» Work instructions: Go through the entries below and pick out every line with "Generating".

» Source records:

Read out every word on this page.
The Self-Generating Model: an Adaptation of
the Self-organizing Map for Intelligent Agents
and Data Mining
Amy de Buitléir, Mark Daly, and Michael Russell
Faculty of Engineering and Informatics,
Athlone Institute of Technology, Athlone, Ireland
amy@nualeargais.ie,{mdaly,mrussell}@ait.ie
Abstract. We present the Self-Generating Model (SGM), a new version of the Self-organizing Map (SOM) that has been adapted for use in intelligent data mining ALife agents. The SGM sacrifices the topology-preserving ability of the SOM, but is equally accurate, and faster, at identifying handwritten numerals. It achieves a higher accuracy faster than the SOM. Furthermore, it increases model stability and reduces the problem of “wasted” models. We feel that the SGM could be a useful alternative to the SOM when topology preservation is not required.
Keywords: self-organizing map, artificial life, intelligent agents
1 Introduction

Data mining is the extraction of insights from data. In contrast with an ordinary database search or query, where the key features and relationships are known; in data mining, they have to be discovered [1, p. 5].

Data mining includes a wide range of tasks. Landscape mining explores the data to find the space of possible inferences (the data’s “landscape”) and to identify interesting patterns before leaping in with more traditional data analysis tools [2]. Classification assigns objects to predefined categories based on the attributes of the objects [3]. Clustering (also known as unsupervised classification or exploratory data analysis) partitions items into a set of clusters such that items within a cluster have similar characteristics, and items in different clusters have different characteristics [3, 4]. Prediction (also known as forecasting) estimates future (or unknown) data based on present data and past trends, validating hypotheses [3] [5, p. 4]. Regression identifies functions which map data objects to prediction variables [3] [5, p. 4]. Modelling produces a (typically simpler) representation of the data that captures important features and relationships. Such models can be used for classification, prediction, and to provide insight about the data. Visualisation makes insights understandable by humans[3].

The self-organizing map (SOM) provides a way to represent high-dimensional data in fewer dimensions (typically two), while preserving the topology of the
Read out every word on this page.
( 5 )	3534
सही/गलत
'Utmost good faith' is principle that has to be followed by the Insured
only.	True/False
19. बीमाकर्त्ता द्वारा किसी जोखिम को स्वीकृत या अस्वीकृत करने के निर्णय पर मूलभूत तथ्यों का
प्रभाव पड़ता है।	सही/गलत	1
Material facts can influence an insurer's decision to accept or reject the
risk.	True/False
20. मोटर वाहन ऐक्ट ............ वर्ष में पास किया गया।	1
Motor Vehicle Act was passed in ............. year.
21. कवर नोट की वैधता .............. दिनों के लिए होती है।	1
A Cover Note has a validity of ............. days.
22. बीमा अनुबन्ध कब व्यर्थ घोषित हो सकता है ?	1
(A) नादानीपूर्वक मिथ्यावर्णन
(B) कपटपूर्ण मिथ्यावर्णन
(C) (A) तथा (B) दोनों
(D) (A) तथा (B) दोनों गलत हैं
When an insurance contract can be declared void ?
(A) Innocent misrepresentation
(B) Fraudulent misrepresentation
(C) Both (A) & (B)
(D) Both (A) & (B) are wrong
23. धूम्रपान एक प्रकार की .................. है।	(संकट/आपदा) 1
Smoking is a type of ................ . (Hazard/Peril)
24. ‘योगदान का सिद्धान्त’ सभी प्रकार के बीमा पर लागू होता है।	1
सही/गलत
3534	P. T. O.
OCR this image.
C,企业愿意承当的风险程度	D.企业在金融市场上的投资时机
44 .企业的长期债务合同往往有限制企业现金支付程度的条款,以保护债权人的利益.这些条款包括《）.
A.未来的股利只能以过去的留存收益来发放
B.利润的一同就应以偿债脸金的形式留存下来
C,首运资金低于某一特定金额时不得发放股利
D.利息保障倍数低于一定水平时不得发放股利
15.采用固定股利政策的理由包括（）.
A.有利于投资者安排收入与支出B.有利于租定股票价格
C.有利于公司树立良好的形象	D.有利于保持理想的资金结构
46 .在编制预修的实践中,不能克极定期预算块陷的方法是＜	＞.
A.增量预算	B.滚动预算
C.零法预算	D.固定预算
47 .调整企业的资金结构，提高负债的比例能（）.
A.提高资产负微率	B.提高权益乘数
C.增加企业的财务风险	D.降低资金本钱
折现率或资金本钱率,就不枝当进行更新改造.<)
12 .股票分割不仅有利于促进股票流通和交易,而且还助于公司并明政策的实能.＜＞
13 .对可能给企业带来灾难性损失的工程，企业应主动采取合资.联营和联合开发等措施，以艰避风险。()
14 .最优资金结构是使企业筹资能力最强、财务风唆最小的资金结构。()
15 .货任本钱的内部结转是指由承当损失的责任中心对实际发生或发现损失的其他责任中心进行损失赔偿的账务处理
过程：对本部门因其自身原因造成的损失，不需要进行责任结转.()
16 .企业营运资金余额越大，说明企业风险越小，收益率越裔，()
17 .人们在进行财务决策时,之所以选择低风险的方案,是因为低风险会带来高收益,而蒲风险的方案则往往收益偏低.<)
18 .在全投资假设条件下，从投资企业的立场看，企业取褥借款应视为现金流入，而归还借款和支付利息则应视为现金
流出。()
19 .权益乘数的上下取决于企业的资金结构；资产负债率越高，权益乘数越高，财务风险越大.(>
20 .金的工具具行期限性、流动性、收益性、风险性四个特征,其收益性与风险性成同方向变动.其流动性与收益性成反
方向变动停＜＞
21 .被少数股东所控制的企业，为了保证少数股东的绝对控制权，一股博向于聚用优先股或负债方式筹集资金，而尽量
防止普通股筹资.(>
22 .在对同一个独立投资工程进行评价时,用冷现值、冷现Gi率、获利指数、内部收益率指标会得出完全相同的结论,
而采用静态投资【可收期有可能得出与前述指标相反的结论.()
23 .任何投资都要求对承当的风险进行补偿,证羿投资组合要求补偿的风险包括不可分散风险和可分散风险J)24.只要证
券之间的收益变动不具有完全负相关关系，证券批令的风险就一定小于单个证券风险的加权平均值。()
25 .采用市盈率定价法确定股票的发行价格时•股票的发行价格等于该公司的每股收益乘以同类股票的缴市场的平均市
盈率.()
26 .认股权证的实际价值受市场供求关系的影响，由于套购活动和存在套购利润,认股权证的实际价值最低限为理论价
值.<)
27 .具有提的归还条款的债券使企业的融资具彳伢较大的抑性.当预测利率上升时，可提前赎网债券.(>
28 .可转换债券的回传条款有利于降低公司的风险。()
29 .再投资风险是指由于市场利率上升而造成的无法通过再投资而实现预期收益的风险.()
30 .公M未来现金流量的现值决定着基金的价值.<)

» Output for this exercise:
The Self-Generating Model: an Adaptation of
Abstract. We present the Self-Generating Model (SGM), a new version of the Self-organizing Map (SOM) that has been adapted for use in intelligent data mining ALife agents. The SGM sacrifices the topology-preserving ability of the SOM, but is equally accurate, and faster, at identifying handwritten numerals. It achieves a higher accuracy faster than the SOM. Furthermore, it increases model stability and reduces the problem of “wasted” models. We feel that the SGM could be a useful alternative to the SOM when topology preservation is not required.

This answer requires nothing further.